From the listing below, return each line that includes "title".

* * * *

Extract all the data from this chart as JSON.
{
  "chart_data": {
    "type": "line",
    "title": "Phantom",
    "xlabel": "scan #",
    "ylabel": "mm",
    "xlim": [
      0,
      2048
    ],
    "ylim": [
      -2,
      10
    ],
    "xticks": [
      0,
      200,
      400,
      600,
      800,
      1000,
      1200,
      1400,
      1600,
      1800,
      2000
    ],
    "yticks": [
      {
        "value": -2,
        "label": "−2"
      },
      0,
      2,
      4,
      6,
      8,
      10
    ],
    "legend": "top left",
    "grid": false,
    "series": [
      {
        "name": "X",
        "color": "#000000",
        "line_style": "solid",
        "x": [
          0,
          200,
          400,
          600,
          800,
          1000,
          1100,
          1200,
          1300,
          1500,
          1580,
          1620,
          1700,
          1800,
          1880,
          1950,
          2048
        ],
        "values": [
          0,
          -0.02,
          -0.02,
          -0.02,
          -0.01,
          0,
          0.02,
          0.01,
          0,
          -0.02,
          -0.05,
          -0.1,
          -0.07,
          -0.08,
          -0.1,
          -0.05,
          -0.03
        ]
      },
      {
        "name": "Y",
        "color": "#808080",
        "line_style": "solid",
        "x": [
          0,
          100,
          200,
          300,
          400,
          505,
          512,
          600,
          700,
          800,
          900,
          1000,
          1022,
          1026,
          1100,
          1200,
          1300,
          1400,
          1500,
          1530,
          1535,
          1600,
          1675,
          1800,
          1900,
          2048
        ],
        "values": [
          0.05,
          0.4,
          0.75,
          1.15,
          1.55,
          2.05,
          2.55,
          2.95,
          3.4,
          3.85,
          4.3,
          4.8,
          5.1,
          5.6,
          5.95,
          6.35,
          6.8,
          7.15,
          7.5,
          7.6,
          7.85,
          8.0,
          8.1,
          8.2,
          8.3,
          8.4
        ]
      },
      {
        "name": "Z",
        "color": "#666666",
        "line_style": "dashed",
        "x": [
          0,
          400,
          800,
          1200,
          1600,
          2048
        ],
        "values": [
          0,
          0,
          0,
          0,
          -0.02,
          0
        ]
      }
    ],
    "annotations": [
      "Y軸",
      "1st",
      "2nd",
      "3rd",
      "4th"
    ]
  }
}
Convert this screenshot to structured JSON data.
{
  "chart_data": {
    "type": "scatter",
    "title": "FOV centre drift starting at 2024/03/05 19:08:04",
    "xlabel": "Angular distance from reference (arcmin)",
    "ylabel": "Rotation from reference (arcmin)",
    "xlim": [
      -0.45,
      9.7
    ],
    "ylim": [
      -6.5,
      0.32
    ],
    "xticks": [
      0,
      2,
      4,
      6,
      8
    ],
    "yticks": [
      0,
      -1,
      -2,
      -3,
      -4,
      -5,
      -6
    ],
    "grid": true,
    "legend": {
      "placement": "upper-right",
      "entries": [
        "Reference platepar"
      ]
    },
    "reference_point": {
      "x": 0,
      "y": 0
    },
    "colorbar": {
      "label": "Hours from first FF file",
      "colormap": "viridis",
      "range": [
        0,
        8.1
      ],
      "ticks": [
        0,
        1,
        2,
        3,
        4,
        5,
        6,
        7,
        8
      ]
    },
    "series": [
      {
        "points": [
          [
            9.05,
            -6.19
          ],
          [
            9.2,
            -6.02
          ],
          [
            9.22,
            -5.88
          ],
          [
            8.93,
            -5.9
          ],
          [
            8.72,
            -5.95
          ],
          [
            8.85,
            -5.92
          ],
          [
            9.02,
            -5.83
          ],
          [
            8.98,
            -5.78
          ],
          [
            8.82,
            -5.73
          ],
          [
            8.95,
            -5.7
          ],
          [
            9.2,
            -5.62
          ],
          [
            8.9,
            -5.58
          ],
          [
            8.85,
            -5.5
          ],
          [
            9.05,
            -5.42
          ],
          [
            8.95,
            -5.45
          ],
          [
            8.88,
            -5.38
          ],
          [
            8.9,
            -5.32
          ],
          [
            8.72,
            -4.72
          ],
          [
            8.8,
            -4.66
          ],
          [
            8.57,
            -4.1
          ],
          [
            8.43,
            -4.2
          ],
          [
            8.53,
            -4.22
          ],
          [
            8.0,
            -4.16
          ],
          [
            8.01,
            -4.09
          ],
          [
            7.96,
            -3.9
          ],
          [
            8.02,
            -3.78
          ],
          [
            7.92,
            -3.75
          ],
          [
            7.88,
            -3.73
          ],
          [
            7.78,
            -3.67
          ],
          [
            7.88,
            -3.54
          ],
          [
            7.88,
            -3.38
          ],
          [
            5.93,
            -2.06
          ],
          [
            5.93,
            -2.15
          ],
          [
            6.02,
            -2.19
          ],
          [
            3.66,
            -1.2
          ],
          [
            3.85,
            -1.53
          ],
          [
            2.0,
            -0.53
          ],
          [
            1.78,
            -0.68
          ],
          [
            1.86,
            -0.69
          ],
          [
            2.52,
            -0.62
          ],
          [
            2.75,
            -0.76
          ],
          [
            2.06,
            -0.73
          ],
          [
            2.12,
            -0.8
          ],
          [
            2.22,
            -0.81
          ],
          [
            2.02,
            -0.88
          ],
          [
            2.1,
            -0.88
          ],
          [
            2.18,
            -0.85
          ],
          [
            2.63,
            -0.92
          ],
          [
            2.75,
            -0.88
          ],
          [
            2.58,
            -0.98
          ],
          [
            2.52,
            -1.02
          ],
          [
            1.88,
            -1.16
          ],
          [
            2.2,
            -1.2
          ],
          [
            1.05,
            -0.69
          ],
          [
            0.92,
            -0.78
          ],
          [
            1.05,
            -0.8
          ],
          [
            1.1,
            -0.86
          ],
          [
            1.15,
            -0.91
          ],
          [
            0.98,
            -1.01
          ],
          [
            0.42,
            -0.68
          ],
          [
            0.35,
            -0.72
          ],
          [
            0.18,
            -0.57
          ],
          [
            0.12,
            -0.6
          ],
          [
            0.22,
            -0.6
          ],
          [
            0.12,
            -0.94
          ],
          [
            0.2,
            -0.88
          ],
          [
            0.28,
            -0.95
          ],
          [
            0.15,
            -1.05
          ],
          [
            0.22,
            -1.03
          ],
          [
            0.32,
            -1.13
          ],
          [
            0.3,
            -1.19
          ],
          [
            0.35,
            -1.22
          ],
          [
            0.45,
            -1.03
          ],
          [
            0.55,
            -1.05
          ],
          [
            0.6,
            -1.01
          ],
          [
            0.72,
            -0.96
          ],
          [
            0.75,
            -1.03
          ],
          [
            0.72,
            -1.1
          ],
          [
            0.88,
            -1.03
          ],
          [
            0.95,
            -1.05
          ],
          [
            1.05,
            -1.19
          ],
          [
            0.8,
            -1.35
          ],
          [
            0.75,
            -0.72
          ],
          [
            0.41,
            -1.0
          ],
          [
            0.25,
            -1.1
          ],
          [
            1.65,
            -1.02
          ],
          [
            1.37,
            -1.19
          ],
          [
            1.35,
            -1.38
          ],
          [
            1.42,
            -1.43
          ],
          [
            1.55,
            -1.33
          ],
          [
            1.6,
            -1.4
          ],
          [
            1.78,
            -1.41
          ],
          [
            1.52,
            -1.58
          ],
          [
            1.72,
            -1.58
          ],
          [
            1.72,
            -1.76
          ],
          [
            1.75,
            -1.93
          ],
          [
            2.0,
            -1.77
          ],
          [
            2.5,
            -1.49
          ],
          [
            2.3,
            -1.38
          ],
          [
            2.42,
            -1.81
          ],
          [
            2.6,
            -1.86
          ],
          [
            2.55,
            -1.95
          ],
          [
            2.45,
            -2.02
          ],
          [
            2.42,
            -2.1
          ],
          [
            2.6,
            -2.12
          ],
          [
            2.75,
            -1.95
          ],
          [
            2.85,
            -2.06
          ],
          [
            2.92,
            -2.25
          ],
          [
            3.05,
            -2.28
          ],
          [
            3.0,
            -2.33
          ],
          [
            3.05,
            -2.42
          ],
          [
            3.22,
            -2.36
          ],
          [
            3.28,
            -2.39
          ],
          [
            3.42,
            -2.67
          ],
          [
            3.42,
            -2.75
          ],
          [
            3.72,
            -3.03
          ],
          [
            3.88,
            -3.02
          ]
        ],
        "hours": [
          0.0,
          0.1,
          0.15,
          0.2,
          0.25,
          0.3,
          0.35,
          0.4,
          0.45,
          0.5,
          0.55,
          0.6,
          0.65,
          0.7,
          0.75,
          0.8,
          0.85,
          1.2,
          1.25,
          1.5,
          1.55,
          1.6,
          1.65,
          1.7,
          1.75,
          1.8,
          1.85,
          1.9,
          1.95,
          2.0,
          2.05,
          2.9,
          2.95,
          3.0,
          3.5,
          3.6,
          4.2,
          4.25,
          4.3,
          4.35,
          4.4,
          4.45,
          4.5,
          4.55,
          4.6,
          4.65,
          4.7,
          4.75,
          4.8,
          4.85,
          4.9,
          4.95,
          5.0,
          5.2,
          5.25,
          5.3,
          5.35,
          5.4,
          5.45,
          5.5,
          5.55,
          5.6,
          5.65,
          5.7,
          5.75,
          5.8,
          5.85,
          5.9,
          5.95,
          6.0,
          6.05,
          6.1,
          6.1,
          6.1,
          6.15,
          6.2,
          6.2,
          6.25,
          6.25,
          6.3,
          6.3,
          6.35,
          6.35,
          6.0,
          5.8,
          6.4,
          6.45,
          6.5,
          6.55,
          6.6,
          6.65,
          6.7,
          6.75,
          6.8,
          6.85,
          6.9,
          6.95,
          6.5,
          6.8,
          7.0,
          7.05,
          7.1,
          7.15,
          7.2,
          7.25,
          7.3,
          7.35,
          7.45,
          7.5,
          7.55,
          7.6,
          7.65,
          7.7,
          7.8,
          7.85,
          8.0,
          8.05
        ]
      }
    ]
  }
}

* * * *

**EXERCISE ANSWER**
    "title": "Phantom",
    "title": "FOV centre drift starting at 2024/03/05 19:08:04",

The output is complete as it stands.